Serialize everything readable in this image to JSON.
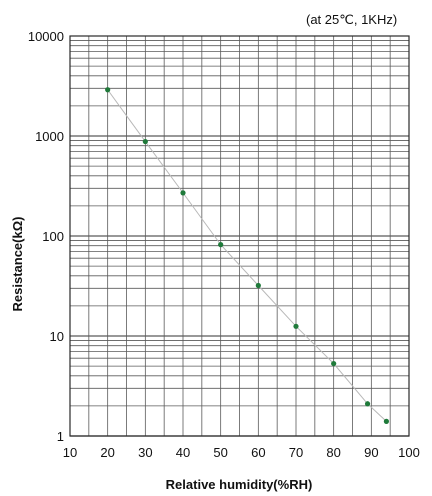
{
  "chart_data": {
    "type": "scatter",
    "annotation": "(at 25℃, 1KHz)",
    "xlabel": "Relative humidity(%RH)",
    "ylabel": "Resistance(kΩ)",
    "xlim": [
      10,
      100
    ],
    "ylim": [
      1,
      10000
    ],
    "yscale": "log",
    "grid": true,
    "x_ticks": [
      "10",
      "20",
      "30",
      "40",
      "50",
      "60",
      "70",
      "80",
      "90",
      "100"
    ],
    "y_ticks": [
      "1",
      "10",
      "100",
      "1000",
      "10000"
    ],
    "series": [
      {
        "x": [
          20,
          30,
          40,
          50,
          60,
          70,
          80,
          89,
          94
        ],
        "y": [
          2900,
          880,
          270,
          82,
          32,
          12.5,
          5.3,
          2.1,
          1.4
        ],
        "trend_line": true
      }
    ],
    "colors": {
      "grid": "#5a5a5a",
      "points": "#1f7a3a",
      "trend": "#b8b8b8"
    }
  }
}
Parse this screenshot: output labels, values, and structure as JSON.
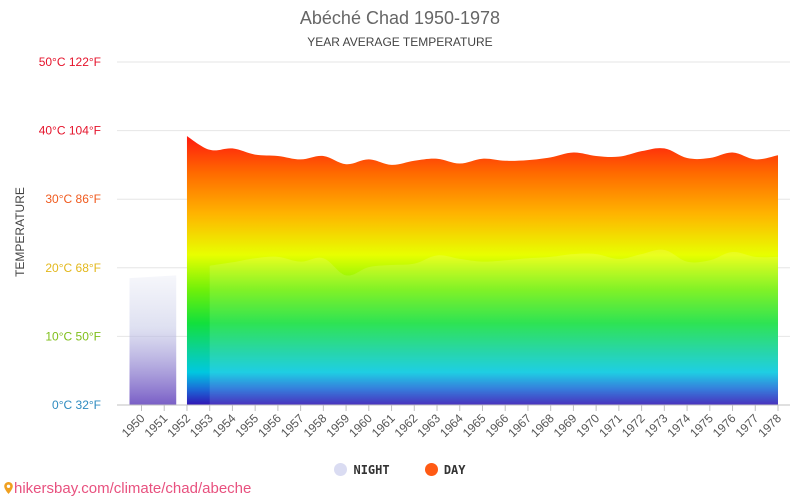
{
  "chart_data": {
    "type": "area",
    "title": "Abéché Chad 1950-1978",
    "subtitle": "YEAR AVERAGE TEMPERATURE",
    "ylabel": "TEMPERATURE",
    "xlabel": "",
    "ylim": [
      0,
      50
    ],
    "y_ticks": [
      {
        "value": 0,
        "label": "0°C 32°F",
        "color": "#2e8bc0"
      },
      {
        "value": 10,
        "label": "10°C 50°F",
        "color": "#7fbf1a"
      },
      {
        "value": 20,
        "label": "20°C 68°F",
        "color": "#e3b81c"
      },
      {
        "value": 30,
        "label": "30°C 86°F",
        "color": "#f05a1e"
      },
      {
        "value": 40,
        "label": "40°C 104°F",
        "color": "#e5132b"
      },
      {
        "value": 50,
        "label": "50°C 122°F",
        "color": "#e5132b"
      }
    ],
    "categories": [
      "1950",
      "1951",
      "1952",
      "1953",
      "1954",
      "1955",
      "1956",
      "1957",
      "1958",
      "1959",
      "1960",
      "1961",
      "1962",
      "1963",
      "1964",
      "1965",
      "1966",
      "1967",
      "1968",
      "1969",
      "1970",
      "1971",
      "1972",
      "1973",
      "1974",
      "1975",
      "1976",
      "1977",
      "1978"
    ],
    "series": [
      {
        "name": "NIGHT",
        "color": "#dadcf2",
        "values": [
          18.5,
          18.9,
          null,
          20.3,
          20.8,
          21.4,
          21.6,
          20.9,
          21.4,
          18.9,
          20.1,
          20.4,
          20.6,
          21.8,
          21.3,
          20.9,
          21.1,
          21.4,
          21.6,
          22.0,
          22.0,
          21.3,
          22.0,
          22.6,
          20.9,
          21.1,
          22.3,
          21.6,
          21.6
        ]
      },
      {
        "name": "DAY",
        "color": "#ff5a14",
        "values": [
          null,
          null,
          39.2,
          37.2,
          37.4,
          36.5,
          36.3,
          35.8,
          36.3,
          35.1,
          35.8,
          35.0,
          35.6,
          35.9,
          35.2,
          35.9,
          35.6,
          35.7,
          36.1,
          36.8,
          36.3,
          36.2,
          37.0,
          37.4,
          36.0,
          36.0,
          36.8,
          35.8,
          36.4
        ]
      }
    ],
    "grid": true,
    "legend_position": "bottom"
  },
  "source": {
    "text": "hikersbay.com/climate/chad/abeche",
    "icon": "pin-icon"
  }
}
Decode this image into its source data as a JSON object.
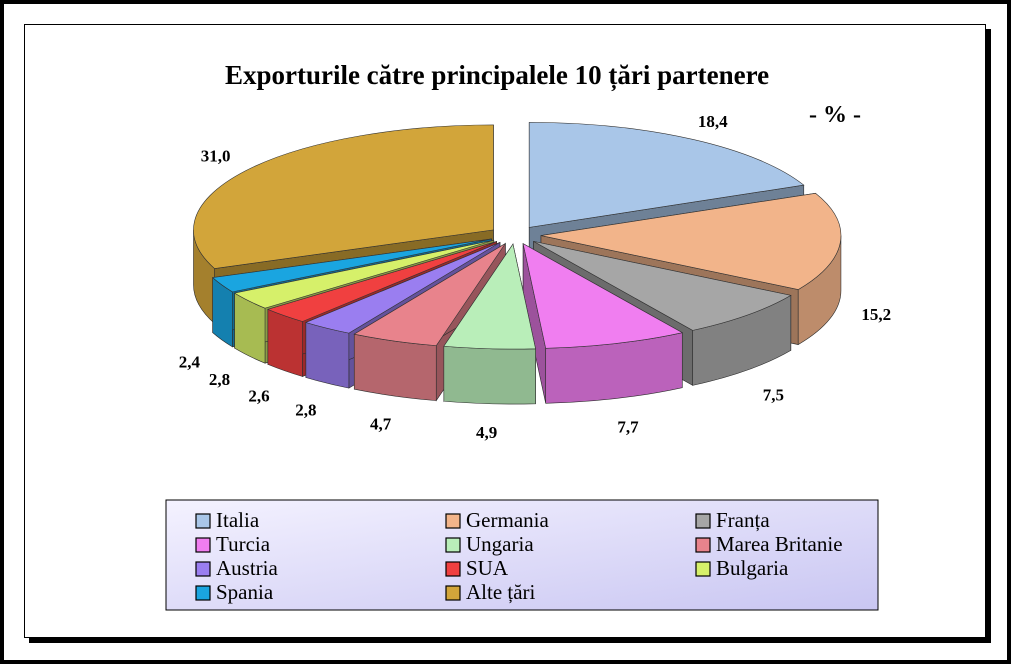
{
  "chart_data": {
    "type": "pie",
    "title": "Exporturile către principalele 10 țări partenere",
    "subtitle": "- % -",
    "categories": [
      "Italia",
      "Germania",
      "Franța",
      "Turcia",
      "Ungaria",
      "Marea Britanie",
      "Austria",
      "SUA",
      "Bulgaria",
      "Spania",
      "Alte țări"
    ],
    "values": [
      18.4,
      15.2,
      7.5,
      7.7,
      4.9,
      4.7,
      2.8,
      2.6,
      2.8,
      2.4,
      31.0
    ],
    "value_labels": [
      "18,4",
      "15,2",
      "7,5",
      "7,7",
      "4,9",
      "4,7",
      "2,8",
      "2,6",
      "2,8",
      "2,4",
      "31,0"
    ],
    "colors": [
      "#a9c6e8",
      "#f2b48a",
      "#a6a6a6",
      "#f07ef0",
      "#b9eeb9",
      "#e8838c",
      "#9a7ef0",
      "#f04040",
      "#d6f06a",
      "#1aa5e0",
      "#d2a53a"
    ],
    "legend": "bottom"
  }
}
:::
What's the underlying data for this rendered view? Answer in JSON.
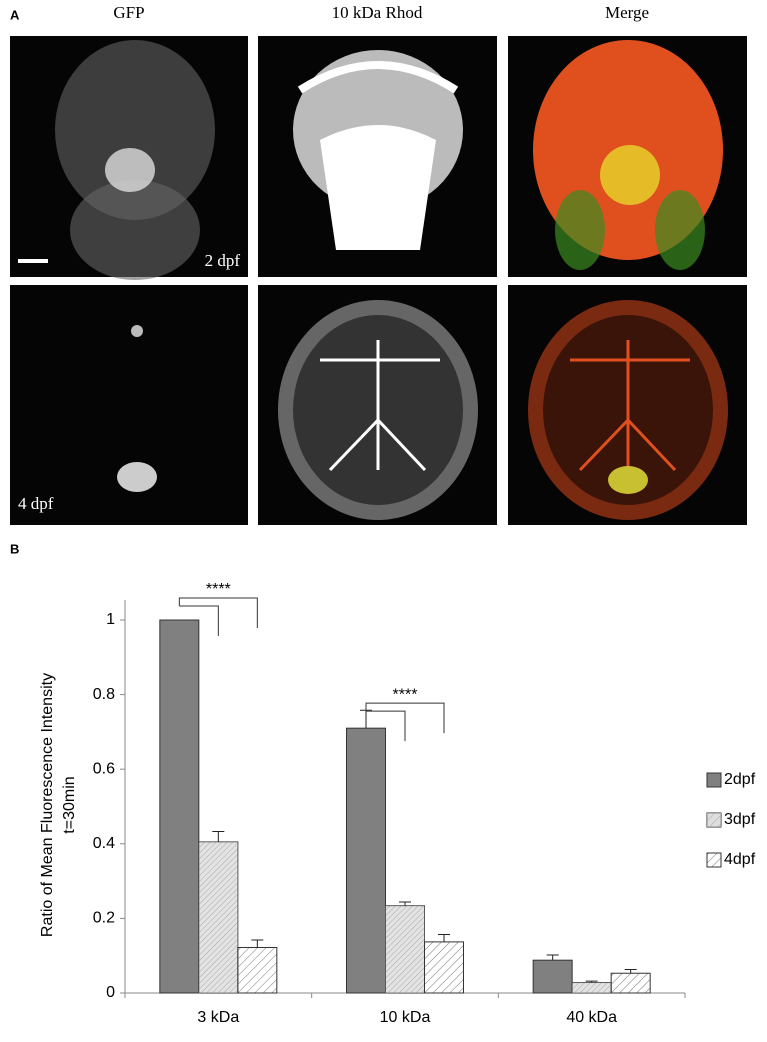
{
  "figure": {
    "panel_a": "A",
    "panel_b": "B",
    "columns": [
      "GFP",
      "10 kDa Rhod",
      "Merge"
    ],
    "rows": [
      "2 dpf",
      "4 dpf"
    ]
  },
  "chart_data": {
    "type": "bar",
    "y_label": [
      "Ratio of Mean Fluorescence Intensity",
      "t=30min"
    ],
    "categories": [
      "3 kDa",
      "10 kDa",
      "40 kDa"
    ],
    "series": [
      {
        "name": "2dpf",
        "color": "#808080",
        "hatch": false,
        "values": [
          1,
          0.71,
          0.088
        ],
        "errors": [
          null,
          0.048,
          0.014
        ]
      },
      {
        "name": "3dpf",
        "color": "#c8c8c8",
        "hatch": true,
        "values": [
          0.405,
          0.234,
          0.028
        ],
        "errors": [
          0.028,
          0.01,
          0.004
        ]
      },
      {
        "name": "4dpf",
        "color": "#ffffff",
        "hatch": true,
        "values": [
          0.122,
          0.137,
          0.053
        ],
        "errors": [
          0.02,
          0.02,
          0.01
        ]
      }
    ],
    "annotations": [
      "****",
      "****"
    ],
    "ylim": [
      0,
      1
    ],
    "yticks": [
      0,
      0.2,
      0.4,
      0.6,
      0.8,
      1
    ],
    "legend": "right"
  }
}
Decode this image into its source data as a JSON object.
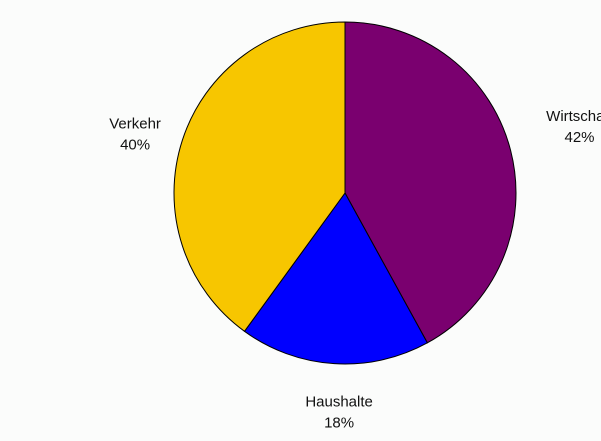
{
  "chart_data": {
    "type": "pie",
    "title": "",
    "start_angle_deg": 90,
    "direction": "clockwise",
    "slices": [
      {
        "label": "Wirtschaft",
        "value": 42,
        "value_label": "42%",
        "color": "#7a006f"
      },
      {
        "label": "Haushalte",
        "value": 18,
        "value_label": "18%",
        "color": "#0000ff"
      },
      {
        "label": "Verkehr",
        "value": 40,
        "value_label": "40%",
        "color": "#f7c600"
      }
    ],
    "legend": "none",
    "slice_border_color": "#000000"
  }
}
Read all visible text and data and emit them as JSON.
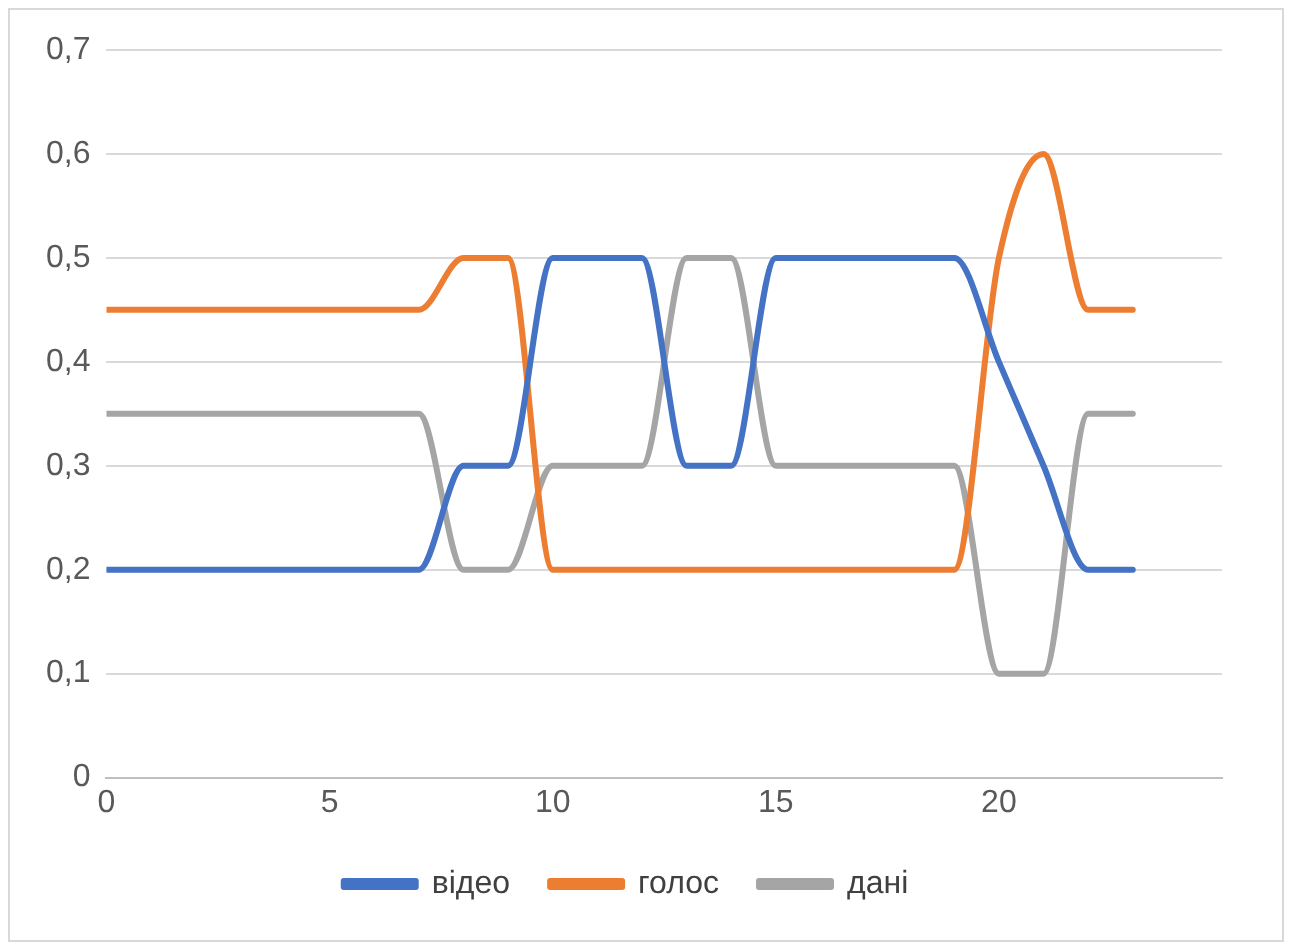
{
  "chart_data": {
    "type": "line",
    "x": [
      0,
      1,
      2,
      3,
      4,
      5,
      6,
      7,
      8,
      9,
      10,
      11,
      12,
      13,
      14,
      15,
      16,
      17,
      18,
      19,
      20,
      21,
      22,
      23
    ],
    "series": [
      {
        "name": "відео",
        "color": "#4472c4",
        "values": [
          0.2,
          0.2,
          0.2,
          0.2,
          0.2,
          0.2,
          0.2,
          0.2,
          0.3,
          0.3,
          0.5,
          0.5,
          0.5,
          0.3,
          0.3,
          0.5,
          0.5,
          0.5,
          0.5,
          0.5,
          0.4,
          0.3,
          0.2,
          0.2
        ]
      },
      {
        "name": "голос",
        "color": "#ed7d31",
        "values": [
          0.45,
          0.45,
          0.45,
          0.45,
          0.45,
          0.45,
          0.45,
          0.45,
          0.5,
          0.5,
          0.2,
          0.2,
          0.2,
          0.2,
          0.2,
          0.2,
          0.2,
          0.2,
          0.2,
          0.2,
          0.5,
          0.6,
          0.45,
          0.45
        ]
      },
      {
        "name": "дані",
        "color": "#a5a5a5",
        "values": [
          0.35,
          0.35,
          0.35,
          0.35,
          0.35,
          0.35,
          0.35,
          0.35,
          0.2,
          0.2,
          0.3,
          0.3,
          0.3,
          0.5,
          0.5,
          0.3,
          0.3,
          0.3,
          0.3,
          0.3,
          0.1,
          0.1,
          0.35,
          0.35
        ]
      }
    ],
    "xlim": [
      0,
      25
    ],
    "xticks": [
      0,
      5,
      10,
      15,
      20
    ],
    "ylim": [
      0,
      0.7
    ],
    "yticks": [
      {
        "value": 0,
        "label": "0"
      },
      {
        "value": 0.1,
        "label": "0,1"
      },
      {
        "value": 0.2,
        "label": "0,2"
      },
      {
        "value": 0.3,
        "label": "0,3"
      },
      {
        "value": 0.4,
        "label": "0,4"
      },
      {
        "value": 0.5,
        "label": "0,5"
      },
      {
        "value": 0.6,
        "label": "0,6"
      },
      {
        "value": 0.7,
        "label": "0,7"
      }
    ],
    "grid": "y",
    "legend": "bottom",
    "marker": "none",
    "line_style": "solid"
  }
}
:::
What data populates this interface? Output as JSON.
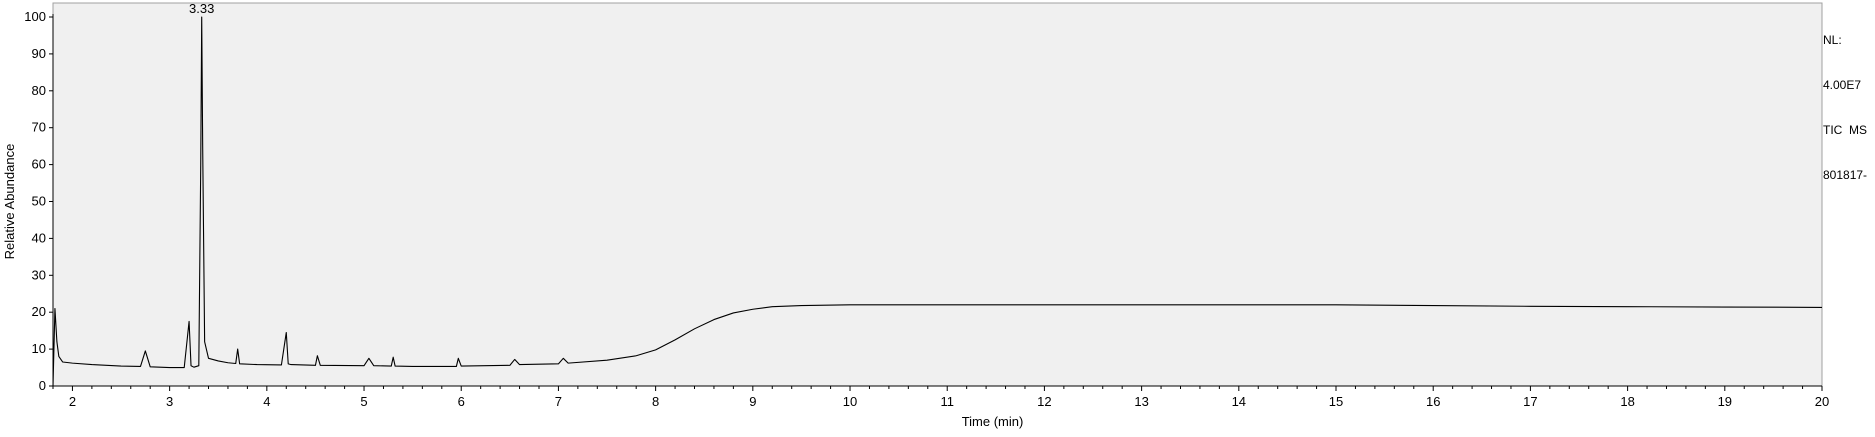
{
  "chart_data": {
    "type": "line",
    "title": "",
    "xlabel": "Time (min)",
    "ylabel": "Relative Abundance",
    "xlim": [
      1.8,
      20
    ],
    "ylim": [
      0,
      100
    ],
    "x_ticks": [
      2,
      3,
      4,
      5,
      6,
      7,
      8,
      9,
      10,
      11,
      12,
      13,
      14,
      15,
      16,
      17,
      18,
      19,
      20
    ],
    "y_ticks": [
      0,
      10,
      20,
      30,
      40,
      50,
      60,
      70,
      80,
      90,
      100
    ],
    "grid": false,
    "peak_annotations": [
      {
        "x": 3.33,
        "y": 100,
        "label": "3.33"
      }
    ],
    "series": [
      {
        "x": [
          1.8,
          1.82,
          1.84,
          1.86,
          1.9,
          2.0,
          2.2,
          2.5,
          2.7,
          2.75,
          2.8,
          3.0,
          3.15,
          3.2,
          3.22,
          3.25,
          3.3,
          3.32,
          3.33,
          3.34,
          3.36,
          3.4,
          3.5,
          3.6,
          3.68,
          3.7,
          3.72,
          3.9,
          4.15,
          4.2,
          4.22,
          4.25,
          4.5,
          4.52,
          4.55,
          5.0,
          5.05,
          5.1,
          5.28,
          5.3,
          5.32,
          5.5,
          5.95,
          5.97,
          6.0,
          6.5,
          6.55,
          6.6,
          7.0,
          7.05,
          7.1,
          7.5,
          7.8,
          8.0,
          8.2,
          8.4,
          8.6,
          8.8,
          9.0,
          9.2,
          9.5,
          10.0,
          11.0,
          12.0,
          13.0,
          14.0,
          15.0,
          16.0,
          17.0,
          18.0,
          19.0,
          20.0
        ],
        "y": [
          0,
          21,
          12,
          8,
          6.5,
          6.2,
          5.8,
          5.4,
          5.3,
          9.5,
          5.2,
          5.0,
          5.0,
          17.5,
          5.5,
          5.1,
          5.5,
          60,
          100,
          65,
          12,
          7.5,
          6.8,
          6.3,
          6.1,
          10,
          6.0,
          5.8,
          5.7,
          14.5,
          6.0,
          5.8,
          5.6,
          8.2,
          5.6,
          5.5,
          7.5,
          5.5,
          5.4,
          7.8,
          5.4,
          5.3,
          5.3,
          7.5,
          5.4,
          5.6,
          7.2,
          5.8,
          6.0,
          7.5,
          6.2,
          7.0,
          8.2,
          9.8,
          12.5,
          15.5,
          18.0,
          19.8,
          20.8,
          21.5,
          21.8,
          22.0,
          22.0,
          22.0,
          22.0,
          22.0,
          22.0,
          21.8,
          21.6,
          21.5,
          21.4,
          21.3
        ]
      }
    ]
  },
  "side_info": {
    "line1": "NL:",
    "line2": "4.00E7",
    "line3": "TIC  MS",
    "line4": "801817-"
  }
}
:::
Go through the material line by line. Show each line that contains the string "subtitle".

Completed exercise:
    "subtitle": "YEAR AVERAGE TEMPERATURE",
    "subtitle": "- % -",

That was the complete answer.